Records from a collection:
▼

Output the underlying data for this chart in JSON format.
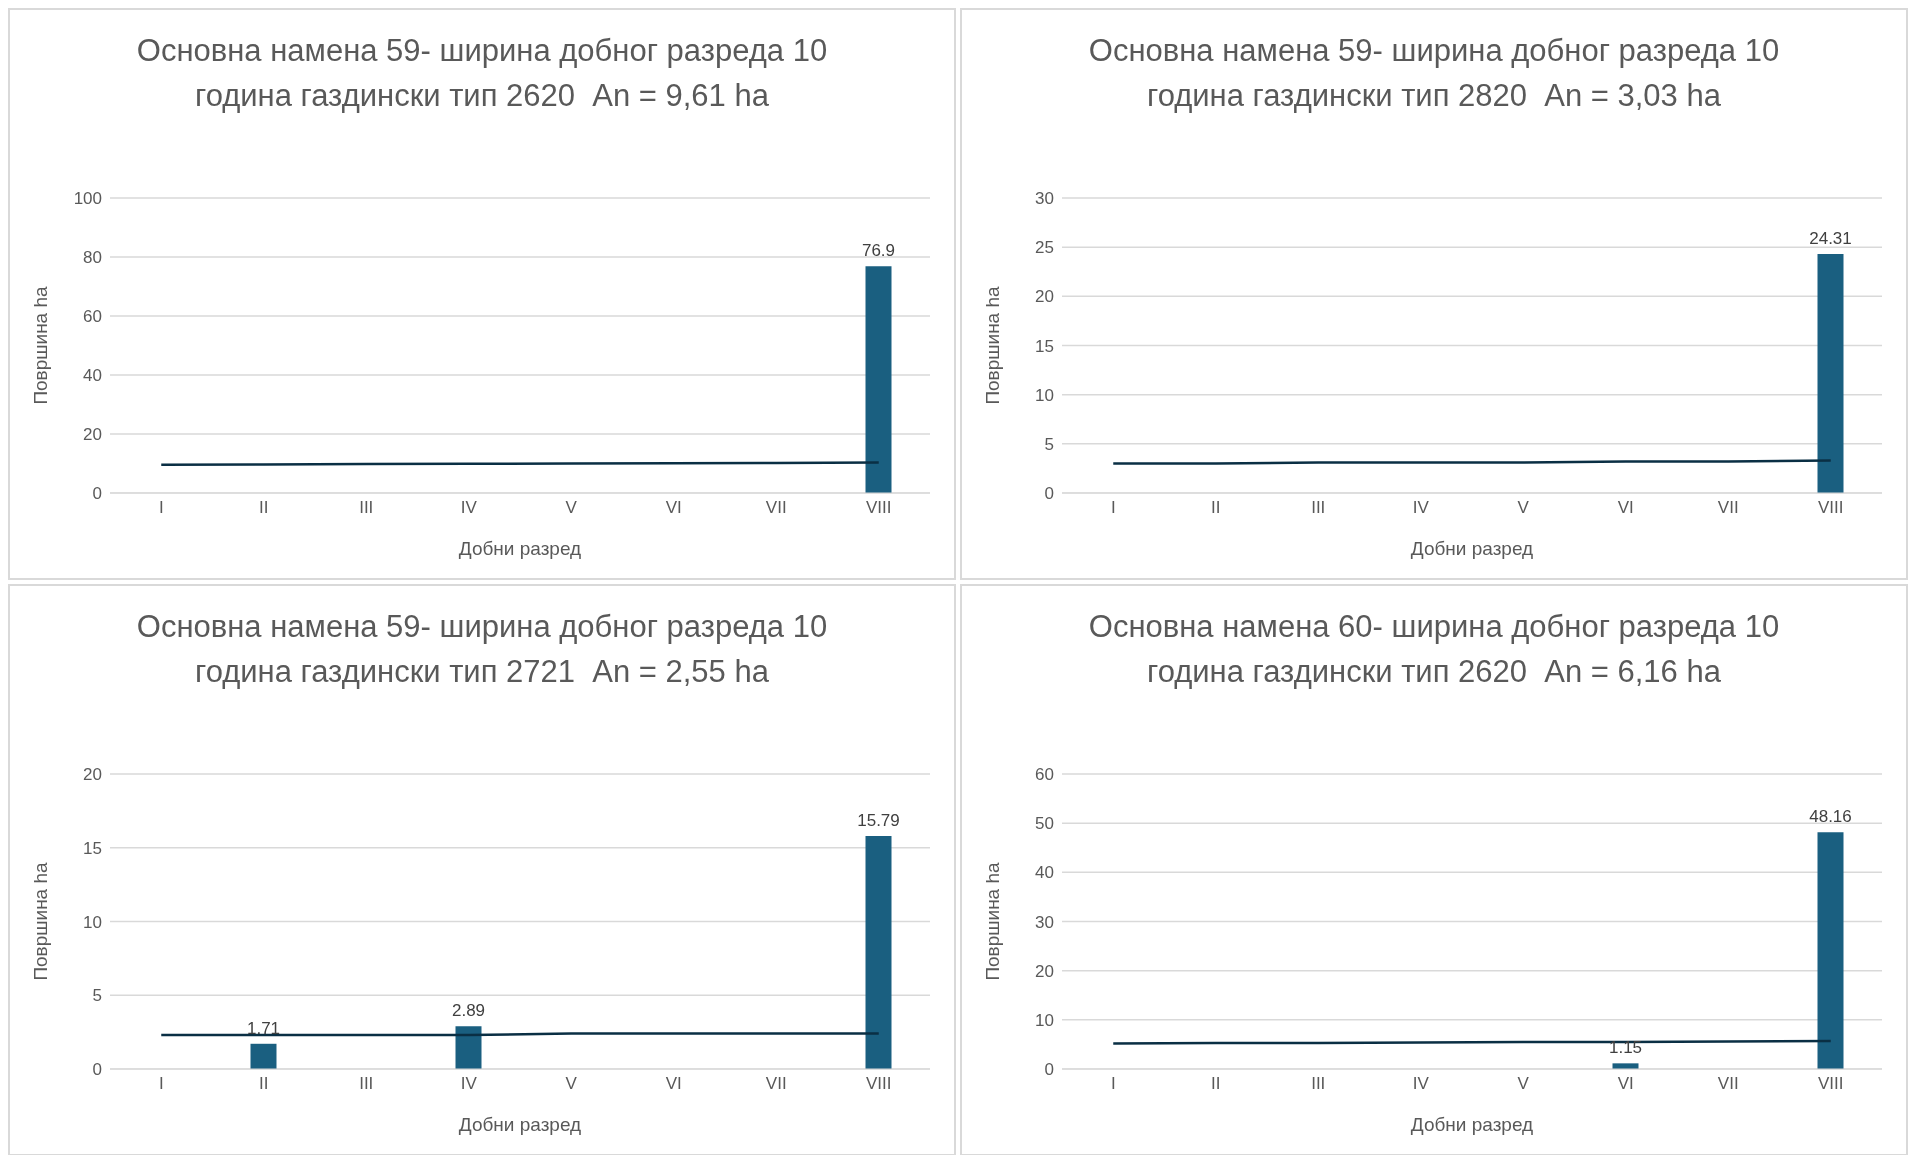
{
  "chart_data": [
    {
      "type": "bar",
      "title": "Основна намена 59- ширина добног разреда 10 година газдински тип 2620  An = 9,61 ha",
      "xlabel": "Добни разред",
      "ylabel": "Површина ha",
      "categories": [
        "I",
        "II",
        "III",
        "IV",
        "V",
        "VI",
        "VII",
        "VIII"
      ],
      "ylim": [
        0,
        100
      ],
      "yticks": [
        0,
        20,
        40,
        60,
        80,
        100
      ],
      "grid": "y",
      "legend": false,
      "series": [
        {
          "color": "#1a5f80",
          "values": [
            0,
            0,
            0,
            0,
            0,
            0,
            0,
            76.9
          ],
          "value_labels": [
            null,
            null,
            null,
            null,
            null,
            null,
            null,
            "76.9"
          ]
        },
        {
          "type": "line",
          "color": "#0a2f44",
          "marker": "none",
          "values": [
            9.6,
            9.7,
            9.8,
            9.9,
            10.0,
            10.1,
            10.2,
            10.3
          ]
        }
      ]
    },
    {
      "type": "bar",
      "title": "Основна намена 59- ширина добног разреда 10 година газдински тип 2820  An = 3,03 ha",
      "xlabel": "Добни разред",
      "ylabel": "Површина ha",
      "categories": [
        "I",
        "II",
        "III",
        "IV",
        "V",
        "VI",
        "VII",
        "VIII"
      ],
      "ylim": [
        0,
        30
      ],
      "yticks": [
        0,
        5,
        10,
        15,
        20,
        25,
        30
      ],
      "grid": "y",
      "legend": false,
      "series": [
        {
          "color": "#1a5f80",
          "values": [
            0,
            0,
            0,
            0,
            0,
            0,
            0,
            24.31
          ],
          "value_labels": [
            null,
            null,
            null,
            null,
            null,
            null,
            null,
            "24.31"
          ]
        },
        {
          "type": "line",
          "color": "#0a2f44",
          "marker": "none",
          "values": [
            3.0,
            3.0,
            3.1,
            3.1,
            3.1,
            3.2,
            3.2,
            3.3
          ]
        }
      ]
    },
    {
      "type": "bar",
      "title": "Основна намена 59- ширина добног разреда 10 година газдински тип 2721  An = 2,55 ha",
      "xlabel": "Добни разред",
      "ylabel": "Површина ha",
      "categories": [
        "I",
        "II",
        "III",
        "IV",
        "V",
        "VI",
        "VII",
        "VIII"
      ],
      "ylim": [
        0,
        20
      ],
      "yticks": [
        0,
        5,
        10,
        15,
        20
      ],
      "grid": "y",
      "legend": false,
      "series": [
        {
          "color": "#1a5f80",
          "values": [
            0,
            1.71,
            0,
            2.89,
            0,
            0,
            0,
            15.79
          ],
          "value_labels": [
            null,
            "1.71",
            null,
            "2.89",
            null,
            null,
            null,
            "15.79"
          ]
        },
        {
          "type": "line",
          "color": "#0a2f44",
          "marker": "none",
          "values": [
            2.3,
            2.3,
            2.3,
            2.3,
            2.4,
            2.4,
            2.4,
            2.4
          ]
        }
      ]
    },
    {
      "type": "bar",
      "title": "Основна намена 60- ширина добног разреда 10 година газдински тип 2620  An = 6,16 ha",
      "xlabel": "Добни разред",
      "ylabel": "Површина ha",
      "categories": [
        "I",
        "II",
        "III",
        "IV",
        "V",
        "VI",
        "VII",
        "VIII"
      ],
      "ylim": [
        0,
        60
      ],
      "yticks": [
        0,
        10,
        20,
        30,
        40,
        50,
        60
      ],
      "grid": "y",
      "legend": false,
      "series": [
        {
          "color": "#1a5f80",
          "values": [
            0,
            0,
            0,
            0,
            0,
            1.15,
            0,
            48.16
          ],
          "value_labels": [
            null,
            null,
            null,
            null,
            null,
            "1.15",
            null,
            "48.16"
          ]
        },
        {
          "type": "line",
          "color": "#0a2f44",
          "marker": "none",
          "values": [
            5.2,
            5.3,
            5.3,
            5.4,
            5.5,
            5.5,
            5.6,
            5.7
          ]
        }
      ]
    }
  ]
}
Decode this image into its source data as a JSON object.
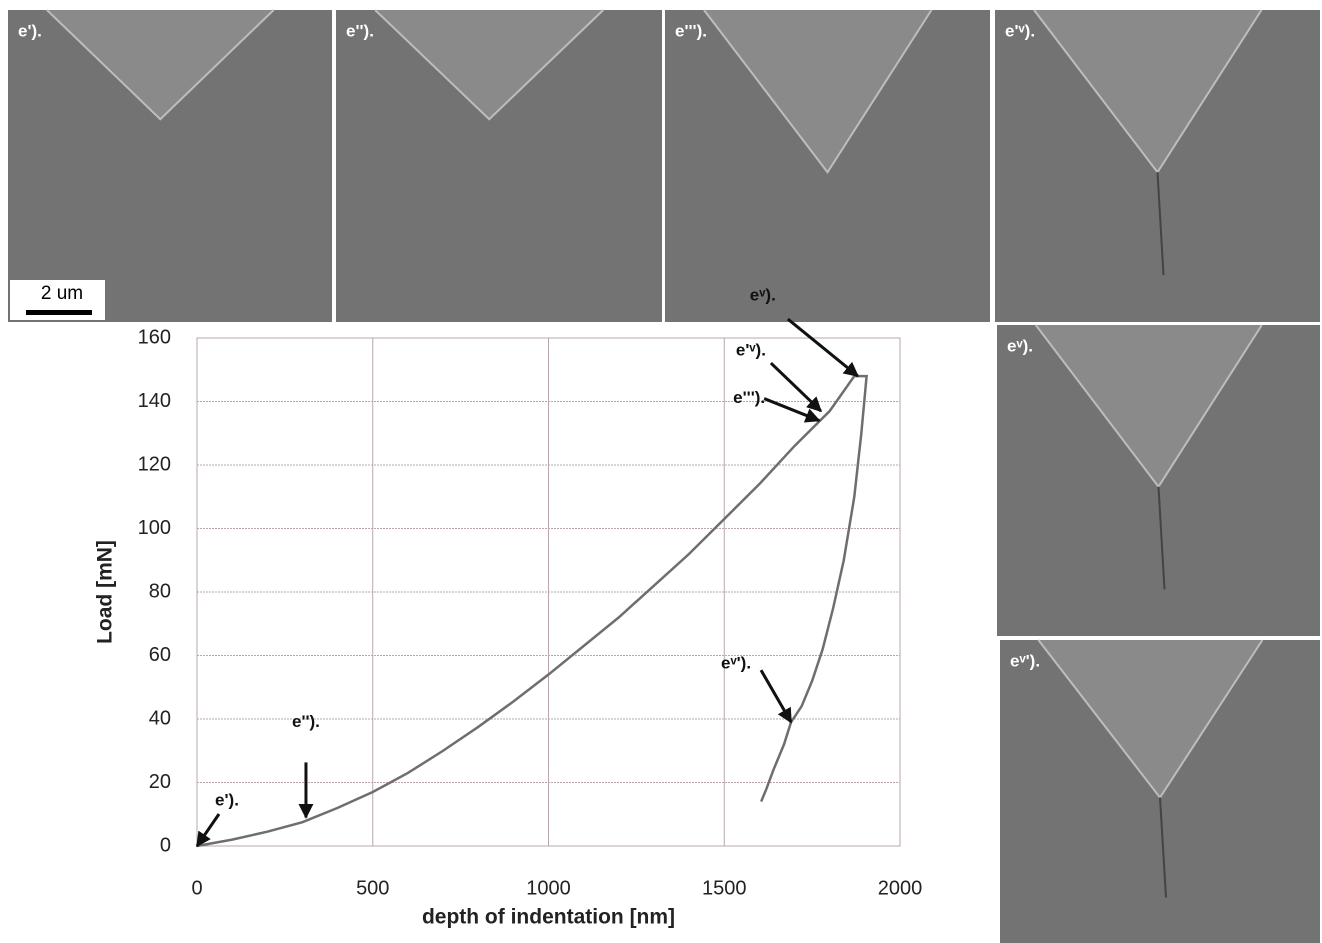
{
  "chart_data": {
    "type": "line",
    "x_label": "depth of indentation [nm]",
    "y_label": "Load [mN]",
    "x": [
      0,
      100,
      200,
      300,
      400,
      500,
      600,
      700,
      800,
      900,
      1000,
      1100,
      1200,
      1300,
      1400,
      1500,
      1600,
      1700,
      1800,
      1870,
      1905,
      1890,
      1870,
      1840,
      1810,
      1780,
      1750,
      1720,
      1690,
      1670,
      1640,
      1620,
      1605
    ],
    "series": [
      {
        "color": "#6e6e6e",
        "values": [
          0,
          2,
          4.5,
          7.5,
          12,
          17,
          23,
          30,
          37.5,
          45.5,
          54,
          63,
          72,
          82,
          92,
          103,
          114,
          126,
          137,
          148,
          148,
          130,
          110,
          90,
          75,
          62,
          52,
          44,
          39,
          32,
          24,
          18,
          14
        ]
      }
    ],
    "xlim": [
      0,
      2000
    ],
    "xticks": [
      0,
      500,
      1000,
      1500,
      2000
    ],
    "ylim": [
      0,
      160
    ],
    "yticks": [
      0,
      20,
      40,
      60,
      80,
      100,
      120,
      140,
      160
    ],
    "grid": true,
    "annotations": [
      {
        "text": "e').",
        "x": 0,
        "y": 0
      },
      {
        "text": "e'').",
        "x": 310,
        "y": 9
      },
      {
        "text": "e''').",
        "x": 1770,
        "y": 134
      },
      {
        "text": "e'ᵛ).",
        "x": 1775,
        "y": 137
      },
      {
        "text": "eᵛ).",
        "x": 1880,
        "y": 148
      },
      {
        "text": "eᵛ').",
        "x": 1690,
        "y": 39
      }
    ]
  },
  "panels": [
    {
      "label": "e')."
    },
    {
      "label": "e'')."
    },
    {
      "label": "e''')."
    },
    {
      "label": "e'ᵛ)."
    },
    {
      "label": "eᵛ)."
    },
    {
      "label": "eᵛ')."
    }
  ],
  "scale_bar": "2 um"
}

▲

## TO DO
Transcribe the material exactly, keeping every word and none of the pictures.

## CORRECT RESPONSE
Output the underlying data for this chart in JSON format.
{
  "chart_data": [
    {
      "type": "bar",
      "title": "Основна намена 59- ширина добног разреда 10 година газдински тип 2620  An = 9,61 ha",
      "xlabel": "Добни разред",
      "ylabel": "Површина ha",
      "categories": [
        "I",
        "II",
        "III",
        "IV",
        "V",
        "VI",
        "VII",
        "VIII"
      ],
      "ylim": [
        0,
        100
      ],
      "yticks": [
        0,
        20,
        40,
        60,
        80,
        100
      ],
      "grid": "y",
      "legend": false,
      "series": [
        {
          "color": "#1a5f80",
          "values": [
            0,
            0,
            0,
            0,
            0,
            0,
            0,
            76.9
          ],
          "value_labels": [
            null,
            null,
            null,
            null,
            null,
            null,
            null,
            "76.9"
          ]
        },
        {
          "type": "line",
          "color": "#0a2f44",
          "marker": "none",
          "values": [
            9.6,
            9.7,
            9.8,
            9.9,
            10.0,
            10.1,
            10.2,
            10.3
          ]
        }
      ]
    },
    {
      "type": "bar",
      "title": "Основна намена 59- ширина добног разреда 10 година газдински тип 2820  An = 3,03 ha",
      "xlabel": "Добни разред",
      "ylabel": "Површина ha",
      "categories": [
        "I",
        "II",
        "III",
        "IV",
        "V",
        "VI",
        "VII",
        "VIII"
      ],
      "ylim": [
        0,
        30
      ],
      "yticks": [
        0,
        5,
        10,
        15,
        20,
        25,
        30
      ],
      "grid": "y",
      "legend": false,
      "series": [
        {
          "color": "#1a5f80",
          "values": [
            0,
            0,
            0,
            0,
            0,
            0,
            0,
            24.31
          ],
          "value_labels": [
            null,
            null,
            null,
            null,
            null,
            null,
            null,
            "24.31"
          ]
        },
        {
          "type": "line",
          "color": "#0a2f44",
          "marker": "none",
          "values": [
            3.0,
            3.0,
            3.1,
            3.1,
            3.1,
            3.2,
            3.2,
            3.3
          ]
        }
      ]
    },
    {
      "type": "bar",
      "title": "Основна намена 59- ширина добног разреда 10 година газдински тип 2721  An = 2,55 ha",
      "xlabel": "Добни разред",
      "ylabel": "Површина ha",
      "categories": [
        "I",
        "II",
        "III",
        "IV",
        "V",
        "VI",
        "VII",
        "VIII"
      ],
      "ylim": [
        0,
        20
      ],
      "yticks": [
        0,
        5,
        10,
        15,
        20
      ],
      "grid": "y",
      "legend": false,
      "series": [
        {
          "color": "#1a5f80",
          "values": [
            0,
            1.71,
            0,
            2.89,
            0,
            0,
            0,
            15.79
          ],
          "value_labels": [
            null,
            "1.71",
            null,
            "2.89",
            null,
            null,
            null,
            "15.79"
          ]
        },
        {
          "type": "line",
          "color": "#0a2f44",
          "marker": "none",
          "values": [
            2.3,
            2.3,
            2.3,
            2.3,
            2.4,
            2.4,
            2.4,
            2.4
          ]
        }
      ]
    },
    {
      "type": "bar",
      "title": "Основна намена 60- ширина добног разреда 10 година газдински тип 2620  An = 6,16 ha",
      "xlabel": "Добни разред",
      "ylabel": "Површина ha",
      "categories": [
        "I",
        "II",
        "III",
        "IV",
        "V",
        "VI",
        "VII",
        "VIII"
      ],
      "ylim": [
        0,
        60
      ],
      "yticks": [
        0,
        10,
        20,
        30,
        40,
        50,
        60
      ],
      "grid": "y",
      "legend": false,
      "series": [
        {
          "color": "#1a5f80",
          "values": [
            0,
            0,
            0,
            0,
            0,
            1.15,
            0,
            48.16
          ],
          "value_labels": [
            null,
            null,
            null,
            null,
            null,
            "1.15",
            null,
            "48.16"
          ]
        },
        {
          "type": "line",
          "color": "#0a2f44",
          "marker": "none",
          "values": [
            5.2,
            5.3,
            5.3,
            5.4,
            5.5,
            5.5,
            5.6,
            5.7
          ]
        }
      ]
    }
  ]
}
Decode this image into its source data as a JSON object.
{
  "chart_data": {
    "type": "line",
    "x_label": "depth of indentation [nm]",
    "y_label": "Load [mN]",
    "x": [
      0,
      100,
      200,
      300,
      400,
      500,
      600,
      700,
      800,
      900,
      1000,
      1100,
      1200,
      1300,
      1400,
      1500,
      1600,
      1700,
      1800,
      1870,
      1905,
      1890,
      1870,
      1840,
      1810,
      1780,
      1750,
      1720,
      1690,
      1670,
      1640,
      1620,
      1605
    ],
    "series": [
      {
        "color": "#6e6e6e",
        "values": [
          0,
          2,
          4.5,
          7.5,
          12,
          17,
          23,
          30,
          37.5,
          45.5,
          54,
          63,
          72,
          82,
          92,
          103,
          114,
          126,
          137,
          148,
          148,
          130,
          110,
          90,
          75,
          62,
          52,
          44,
          39,
          32,
          24,
          18,
          14
        ]
      }
    ],
    "xlim": [
      0,
      2000
    ],
    "xticks": [
      0,
      500,
      1000,
      1500,
      2000
    ],
    "ylim": [
      0,
      160
    ],
    "yticks": [
      0,
      20,
      40,
      60,
      80,
      100,
      120,
      140,
      160
    ],
    "grid": true,
    "annotations": [
      {
        "text": "e').",
        "x": 0,
        "y": 0
      },
      {
        "text": "e'').",
        "x": 310,
        "y": 9
      },
      {
        "text": "e''').",
        "x": 1770,
        "y": 134
      },
      {
        "text": "e'ᵛ).",
        "x": 1775,
        "y": 137
      },
      {
        "text": "eᵛ).",
        "x": 1880,
        "y": 148
      },
      {
        "text": "eᵛ').",
        "x": 1690,
        "y": 39
      }
    ]
  },
  "panels": [
    {
      "label": "e')."
    },
    {
      "label": "e'')."
    },
    {
      "label": "e''')."
    },
    {
      "label": "e'ᵛ)."
    },
    {
      "label": "eᵛ)."
    },
    {
      "label": "eᵛ')."
    }
  ],
  "scale_bar": "2 um"
}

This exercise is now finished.